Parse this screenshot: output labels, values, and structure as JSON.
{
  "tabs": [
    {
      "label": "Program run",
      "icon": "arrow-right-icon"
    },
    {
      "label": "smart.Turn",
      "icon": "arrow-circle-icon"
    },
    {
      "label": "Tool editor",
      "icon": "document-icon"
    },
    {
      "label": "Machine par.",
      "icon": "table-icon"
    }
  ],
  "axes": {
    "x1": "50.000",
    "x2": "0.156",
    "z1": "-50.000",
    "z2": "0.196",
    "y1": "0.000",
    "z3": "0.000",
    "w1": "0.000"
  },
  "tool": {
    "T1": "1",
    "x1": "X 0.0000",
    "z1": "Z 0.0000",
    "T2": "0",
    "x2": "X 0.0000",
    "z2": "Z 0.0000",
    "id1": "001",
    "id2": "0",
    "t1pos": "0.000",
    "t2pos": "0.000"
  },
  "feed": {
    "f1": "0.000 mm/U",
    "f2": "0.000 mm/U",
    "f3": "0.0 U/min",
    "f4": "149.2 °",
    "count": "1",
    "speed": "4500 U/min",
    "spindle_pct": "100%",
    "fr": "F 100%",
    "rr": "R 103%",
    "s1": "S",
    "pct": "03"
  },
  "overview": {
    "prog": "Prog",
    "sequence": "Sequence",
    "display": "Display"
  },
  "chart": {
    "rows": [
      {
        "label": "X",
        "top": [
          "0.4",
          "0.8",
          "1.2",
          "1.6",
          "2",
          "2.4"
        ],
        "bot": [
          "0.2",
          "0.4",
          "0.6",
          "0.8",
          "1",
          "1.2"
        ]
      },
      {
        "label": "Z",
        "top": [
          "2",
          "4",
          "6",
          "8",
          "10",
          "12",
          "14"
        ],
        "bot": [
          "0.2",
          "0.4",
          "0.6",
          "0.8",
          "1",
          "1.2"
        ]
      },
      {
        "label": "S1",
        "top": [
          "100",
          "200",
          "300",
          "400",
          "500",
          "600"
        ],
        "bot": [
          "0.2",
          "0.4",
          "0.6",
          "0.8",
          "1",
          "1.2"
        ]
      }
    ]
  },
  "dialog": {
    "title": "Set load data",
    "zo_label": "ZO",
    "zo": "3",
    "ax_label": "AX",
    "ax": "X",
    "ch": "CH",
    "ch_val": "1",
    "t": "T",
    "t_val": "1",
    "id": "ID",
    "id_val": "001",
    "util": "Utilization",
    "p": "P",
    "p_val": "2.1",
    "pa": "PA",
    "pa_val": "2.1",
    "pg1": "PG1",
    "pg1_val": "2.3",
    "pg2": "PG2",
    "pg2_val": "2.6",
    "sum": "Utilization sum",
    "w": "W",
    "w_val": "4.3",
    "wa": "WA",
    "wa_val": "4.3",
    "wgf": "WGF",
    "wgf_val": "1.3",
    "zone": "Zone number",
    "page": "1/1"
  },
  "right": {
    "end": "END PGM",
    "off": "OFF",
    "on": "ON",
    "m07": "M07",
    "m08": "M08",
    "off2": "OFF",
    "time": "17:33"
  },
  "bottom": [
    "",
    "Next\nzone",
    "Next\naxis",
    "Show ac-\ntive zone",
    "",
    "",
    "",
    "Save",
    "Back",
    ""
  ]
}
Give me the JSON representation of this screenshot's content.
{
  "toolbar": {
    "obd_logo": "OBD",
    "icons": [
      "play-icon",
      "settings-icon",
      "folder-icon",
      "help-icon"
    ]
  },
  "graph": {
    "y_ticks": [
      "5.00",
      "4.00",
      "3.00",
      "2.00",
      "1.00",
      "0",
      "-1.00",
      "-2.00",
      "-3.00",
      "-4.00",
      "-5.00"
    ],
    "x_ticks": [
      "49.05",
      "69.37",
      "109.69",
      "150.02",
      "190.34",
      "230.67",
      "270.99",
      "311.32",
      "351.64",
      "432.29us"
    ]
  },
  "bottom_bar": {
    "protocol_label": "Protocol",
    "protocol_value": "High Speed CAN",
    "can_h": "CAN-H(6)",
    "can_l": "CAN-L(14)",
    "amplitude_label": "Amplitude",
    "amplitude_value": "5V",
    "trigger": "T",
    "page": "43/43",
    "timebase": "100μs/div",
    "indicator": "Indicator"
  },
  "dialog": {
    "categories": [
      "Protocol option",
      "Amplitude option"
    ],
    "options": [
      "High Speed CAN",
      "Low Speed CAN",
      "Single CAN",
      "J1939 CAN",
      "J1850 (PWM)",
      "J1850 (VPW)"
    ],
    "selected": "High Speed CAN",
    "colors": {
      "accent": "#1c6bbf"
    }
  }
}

────────────────────

** Task directions **
Give the number of lines in the records that contain the string "arrow", and nothing besides.

** Response to this task **
2